▶ [PAGE TEXT]
#####

An example of cometary interest in the religious sphere can perhaps be seen in the ancient Mayan deity known as God K. Also called the Flare-god, from the strange spiralling coils which emanate from his head, God K was an important figure in the Mayan pantheon, appearing frequently on religious structures and monuments (see Figure 2). Indeed, some temple walls consist of little else than engravings of God K.(8)
The standard opinion of scholars would have these flaring coils represent cigars, or pipes, the smoking of which played a prominent role in Mayan ritual. It is a bit puzzling, however, to find that these pipes sometimes protrude from the middle of the god's forehead!
Lounsbury has suggested that these coils may actually represent a smoking torch, comparing God K with the highland god Toj, whose name means "torch", a deity celebrated for his role as firebringer.(9)
The similarity of these smoking coils to the exaltations of a comet is worthy of note; and it is not without interest that the Mesoamericans actually described comets as celestial cigars.(10) Moreover, Kelley has found the same spiralling design combined with an astronomical glyph:
"As a separate glyph, the tubular pipe occurs only once, prefixed to a 'star' glyph (Tikal St.5, B10) . . . I have suggested that the combination is to be read budz ek, 'smoking star,' a known Yucatec term for comets. The inscription suggests that the pipe has become infixed into the head of God K, though the infix has been so conventionalized in the codices that it is no longer recognizable as a separate element."(11) (See Figure 3.)

#####

▶ [INFORMATION PROVIDED]
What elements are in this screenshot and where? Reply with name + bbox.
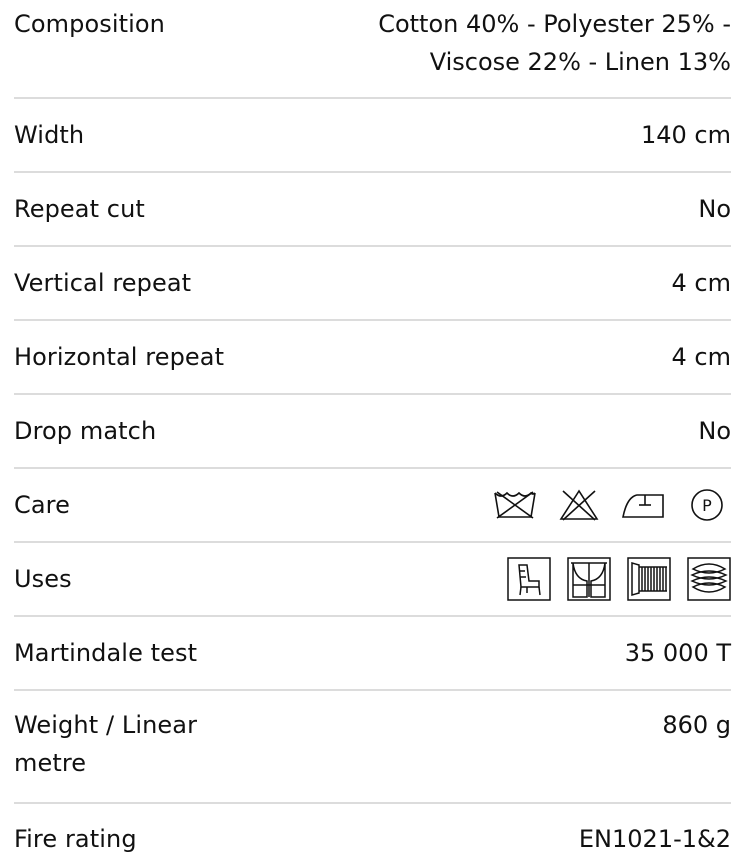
spec-value-width: 140 cm <box>640 121 731 149</box>
uses-icons <box>507 557 731 601</box>
spec-row-uses: Uses <box>14 543 731 617</box>
spec-value-horizontal-repeat: 4 cm <box>671 343 731 371</box>
spec-row-drop-match: Drop match No <box>14 395 731 469</box>
spec-row-fire-rating: Fire rating EN1021-1&2 <box>14 804 731 858</box>
curtains-icon[interactable] <box>567 557 611 601</box>
spec-label-vertical-repeat: Vertical repeat <box>14 269 192 297</box>
spec-label-uses: Uses <box>14 565 72 593</box>
spec-value-composition: Cotton 40% - Polyester 25% - Viscose 22%… <box>321 5 731 81</box>
spec-value-drop-match: No <box>698 417 731 445</box>
spec-label-martindale: Martindale test <box>14 639 198 667</box>
roman-blind-icon[interactable] <box>627 557 671 601</box>
spec-label-width: Width <box>14 121 85 149</box>
spec-row-vertical-repeat: Vertical repeat 4 cm <box>14 247 731 321</box>
spec-value-vertical-repeat: 4 cm <box>671 269 731 297</box>
professional-dry-clean-p-icon[interactable]: P <box>683 487 731 523</box>
spec-row-care: Care P <box>14 469 731 543</box>
do-not-bleach-icon[interactable] <box>555 487 603 523</box>
do-not-wash-icon[interactable] <box>491 487 539 523</box>
spec-row-martindale: Martindale test 35 000 T <box>14 617 731 691</box>
spec-label-fire-rating: Fire rating <box>14 825 137 853</box>
spec-row-repeat-cut: Repeat cut No <box>14 173 731 247</box>
spec-label-repeat-cut: Repeat cut <box>14 195 145 223</box>
product-spec-table: Composition Cotton 40% - Polyester 25% -… <box>14 0 731 858</box>
spec-row-composition: Composition Cotton 40% - Polyester 25% -… <box>14 0 731 99</box>
spec-row-horizontal-repeat: Horizontal repeat 4 cm <box>14 321 731 395</box>
iron-icon[interactable] <box>619 487 667 523</box>
cushions-icon[interactable] <box>687 557 731 601</box>
spec-value-weight: 860 g <box>662 711 731 739</box>
composition-line-2: Viscose 22% - Linen 13% <box>429 48 731 76</box>
spec-label-weight: Weight / Linear metre <box>14 711 198 777</box>
spec-row-weight: Weight / Linear metre 860 g <box>14 691 731 804</box>
spec-row-width: Width 140 cm <box>14 99 731 173</box>
composition-line-1: Cotton 40% - Polyester 25% - <box>378 10 731 38</box>
spec-label-care: Care <box>14 491 70 519</box>
upholstery-chair-icon[interactable] <box>507 557 551 601</box>
spec-value-fire-rating: EN1021-1&2 <box>578 825 731 853</box>
spec-label-horizontal-repeat: Horizontal repeat <box>14 343 225 371</box>
spec-label-composition: Composition <box>14 10 165 38</box>
spec-value-martindale: 35 000 T <box>624 639 731 667</box>
spec-label-drop-match: Drop match <box>14 417 157 445</box>
spec-value-repeat-cut: No <box>698 195 731 223</box>
care-icons: P <box>491 487 731 523</box>
dry-clean-letter: P <box>702 496 712 515</box>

#####

▶ [EXERCISES]
A: For each statement about the passage on God K above, say yes or no according to whether it agrees with the passage, and quote the words that decide it. (i) Scholars commonly hold that the coils from God K's head represent cigars or pipes. (ii) Lounsbury compared God K with a highland god whose name means "star." (iii) Kelley proposed reading the pipe-and-star combination as a Yucatec term for comets.
B: Write the next part of the passage on God K, starting after its last sentence.
The lines after the passage on God K are separate material and do not belong to it.

▶ [RESPONSES PER TASK]
A:
(i) Yes: "The standard opinion of scholars would have these flaring coils represent cigars, or pipes"
(ii) No: "comparing God K with the highland god Toj, whose name means "torch""
(iii) Yes: "I have suggested that the combination is to be read budz ek, 'smoking star,' a known Yucatec term for comets."

B:
While we agree with Kelley's analysis of this glyph, we also wonder how many other cometary signs have become "so conventionalized in the codices" that their original meaning has been lost or forgotten
As we have already seen,(12) one of the most common cometary symbols in the Old World was that of the serpent-dragon. If the Mayans were as interested in comets as the above evidence suggests, we should expect to find further cometary evidence in their art, where the serpent-dragon is the single most dominant iconographical motif.
Represented at every Mayan site of any importance, the dragon can be traced to the earliest stages of the Olmec Period (2000-1500 B.C.). Peter Joralemon, who has investigated the origins of Mayan dragon iconography, with special emphasis on its Olmec precedents, has concluded that:
"The iconographic ancestry of God I -- the Olmec Dragon -- can be traced back to the beginnings of Olmec civilization. Images of the deity have been discovered in early deposits at San Lorenzo in the Olmec Heartland and at Las Bocas and Tlapacoya in central Mexico. He is portrayed on objects ranging in size from large stone monuments to small ceramic vessels. His image is rendered in all the major media known to have been used by Olmec artists . . . The large number of extant representations of God I indicates that the Dragon was the most important member of the Olmec pantheon."(13)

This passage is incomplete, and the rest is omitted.